- **Short task**
Select every line containing the word "Rate" from the material, and copy those lines.

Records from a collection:
:::
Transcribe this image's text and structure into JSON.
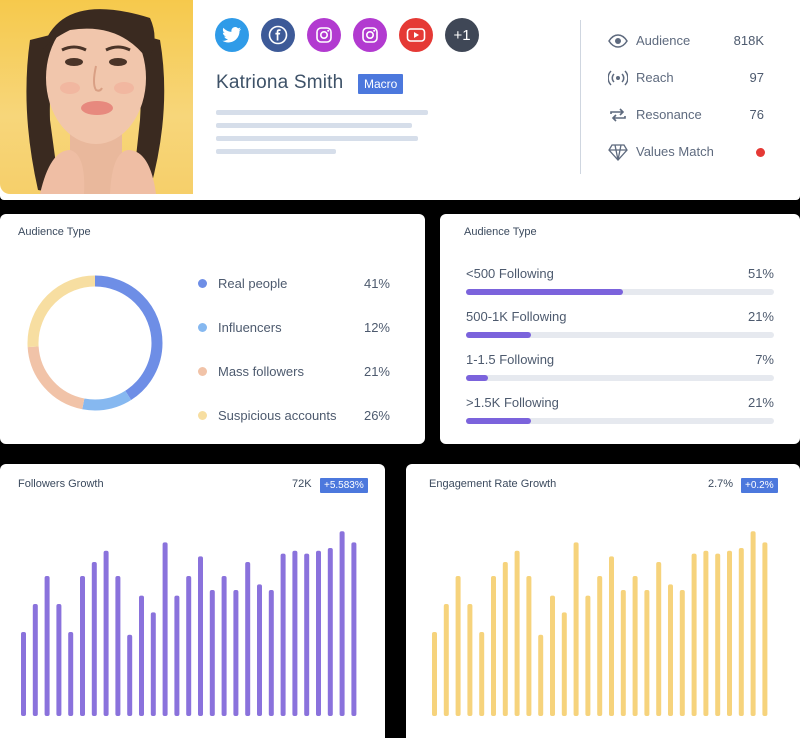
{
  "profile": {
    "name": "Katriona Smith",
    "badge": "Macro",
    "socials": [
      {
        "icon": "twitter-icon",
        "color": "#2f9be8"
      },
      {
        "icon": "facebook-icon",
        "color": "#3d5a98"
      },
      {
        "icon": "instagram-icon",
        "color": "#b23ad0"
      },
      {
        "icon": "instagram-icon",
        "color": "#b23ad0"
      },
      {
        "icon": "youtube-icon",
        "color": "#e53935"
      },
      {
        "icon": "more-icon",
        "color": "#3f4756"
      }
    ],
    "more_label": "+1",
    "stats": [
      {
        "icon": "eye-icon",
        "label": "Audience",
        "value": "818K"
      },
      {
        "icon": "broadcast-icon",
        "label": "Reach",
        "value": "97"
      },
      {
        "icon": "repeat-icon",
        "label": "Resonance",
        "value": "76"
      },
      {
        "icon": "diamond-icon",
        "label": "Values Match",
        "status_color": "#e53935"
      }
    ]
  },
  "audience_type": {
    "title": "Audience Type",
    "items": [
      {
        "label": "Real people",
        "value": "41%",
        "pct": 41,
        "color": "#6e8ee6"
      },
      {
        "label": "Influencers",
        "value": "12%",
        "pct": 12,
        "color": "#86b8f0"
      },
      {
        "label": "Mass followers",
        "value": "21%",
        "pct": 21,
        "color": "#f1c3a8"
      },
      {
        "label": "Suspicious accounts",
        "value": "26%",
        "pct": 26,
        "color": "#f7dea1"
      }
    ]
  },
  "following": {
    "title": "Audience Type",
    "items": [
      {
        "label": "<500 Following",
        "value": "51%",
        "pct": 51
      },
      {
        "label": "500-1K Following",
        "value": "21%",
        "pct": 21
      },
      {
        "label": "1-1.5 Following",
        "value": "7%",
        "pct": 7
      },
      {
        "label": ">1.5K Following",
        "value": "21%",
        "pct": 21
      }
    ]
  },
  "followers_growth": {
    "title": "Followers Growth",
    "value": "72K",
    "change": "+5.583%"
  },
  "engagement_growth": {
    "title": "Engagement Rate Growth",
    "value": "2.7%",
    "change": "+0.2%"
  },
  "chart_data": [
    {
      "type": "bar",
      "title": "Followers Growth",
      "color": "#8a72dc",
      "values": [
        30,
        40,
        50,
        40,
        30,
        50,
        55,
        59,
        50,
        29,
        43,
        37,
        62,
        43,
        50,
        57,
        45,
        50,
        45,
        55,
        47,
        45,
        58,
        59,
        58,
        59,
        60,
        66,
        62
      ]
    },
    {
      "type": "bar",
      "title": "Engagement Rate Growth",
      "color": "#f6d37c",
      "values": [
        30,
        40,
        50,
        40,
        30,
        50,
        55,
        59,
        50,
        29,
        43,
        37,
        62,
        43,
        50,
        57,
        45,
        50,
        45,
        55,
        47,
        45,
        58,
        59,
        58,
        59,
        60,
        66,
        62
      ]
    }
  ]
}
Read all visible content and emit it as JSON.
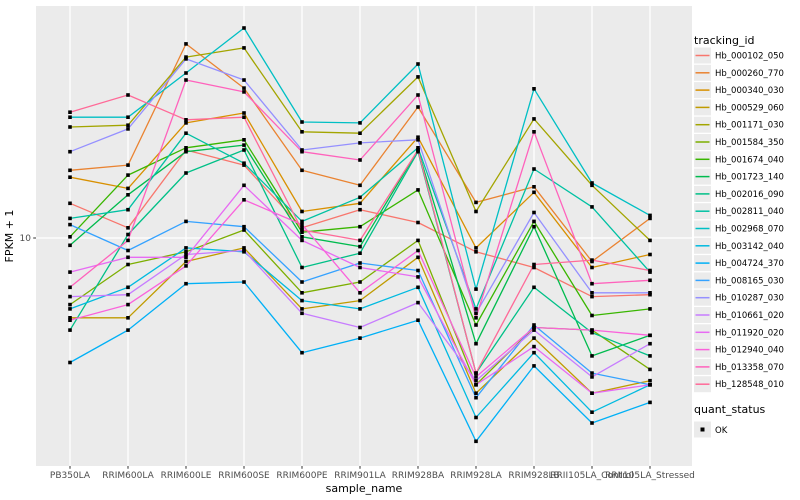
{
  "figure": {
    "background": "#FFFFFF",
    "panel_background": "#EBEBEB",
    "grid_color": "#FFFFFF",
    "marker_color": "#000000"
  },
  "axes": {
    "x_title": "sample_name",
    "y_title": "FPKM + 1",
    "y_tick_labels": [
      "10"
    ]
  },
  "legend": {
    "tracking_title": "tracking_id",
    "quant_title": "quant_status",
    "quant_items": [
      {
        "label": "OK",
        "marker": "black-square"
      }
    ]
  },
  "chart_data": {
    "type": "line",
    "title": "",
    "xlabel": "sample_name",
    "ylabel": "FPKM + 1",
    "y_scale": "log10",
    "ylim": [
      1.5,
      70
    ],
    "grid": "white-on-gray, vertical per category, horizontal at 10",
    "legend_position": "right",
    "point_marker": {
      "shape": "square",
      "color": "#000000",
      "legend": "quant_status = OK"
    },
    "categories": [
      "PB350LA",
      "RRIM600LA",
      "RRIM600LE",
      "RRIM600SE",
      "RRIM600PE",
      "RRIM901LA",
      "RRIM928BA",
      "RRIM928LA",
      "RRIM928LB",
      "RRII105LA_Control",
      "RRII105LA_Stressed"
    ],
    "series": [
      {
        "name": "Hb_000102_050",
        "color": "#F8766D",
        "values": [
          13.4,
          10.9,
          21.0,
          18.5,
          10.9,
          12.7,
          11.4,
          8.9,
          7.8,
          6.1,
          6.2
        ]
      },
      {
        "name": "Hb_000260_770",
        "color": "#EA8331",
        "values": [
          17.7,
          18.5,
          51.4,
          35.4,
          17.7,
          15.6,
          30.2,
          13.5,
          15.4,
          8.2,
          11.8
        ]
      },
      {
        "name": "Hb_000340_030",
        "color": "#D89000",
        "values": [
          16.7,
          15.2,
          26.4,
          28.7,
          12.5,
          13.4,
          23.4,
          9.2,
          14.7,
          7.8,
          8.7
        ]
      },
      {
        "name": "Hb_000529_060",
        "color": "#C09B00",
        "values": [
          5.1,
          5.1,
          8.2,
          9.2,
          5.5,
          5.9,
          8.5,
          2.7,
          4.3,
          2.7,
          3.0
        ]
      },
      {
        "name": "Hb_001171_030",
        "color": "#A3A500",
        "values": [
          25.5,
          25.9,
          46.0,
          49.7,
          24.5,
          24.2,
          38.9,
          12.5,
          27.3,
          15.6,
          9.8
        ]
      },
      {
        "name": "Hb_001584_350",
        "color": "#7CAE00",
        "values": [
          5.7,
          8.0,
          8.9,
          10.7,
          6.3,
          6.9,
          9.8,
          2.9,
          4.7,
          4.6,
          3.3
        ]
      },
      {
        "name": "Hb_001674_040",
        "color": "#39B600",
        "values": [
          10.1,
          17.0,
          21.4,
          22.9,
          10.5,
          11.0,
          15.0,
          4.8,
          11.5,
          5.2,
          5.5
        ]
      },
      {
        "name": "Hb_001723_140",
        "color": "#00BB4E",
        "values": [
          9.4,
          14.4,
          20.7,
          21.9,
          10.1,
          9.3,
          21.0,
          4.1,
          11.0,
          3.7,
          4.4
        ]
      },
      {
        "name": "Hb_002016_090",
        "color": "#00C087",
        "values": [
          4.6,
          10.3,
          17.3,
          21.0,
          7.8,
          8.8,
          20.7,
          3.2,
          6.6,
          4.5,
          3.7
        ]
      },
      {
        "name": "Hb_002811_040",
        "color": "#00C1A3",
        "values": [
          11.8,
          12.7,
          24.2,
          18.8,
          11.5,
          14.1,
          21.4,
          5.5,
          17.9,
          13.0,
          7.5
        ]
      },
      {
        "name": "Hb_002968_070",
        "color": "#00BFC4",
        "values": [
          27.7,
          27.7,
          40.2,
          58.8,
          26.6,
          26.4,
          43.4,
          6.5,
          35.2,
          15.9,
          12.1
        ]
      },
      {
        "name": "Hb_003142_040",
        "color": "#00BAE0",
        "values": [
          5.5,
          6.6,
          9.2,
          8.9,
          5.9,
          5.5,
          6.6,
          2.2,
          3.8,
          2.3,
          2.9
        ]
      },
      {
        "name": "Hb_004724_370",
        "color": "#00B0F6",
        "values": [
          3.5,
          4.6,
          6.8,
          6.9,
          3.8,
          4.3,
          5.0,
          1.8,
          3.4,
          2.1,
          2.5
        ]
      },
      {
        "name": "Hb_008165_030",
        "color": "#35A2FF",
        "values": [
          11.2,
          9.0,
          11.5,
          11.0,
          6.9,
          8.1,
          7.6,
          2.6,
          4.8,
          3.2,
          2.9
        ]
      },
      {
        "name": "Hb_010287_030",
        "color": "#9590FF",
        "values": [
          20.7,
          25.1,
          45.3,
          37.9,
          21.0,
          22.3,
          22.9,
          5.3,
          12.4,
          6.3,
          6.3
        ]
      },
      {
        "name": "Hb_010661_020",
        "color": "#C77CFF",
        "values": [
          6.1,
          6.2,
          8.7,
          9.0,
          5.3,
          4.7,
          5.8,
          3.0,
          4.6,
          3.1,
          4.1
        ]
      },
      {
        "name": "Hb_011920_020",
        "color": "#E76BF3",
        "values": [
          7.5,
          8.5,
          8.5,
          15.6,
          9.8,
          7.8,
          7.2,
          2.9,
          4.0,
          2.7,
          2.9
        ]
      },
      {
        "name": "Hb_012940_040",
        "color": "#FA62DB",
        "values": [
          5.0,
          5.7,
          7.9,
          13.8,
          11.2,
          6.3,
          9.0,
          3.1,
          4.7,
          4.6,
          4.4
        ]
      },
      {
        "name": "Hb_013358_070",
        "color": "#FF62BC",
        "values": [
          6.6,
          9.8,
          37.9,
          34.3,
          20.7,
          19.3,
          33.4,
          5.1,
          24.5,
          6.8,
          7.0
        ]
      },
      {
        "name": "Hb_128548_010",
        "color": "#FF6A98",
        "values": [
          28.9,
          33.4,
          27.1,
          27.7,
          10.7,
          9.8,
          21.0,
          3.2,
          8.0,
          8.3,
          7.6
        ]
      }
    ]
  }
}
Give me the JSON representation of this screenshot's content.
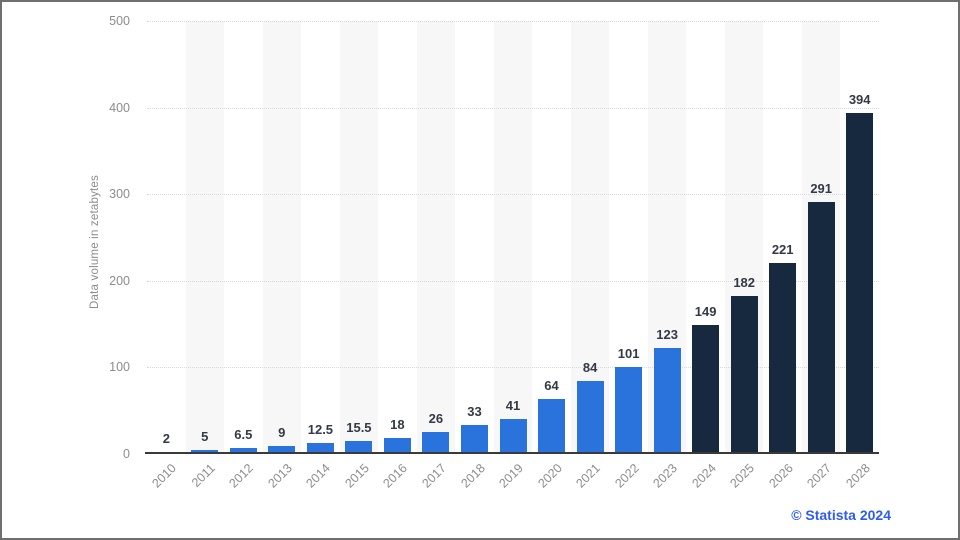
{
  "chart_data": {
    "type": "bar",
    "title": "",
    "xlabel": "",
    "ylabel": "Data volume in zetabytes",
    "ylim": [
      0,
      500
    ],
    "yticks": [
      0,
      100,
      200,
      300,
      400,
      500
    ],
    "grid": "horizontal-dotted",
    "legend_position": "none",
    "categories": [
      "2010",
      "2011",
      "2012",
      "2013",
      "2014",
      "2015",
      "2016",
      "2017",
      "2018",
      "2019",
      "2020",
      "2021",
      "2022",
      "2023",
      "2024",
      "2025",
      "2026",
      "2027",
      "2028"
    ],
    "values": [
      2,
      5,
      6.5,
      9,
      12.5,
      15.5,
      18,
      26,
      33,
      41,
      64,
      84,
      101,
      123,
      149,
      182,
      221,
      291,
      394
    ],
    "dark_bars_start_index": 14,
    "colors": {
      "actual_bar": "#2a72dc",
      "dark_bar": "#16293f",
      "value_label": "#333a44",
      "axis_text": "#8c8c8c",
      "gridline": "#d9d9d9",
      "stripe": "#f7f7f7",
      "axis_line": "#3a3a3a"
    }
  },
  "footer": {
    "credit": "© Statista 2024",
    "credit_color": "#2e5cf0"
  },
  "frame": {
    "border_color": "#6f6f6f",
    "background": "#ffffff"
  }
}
:::
- **Worked solution**
    "title": "Engagement Rate Growth",
      "title": "Engagement Rate Growth",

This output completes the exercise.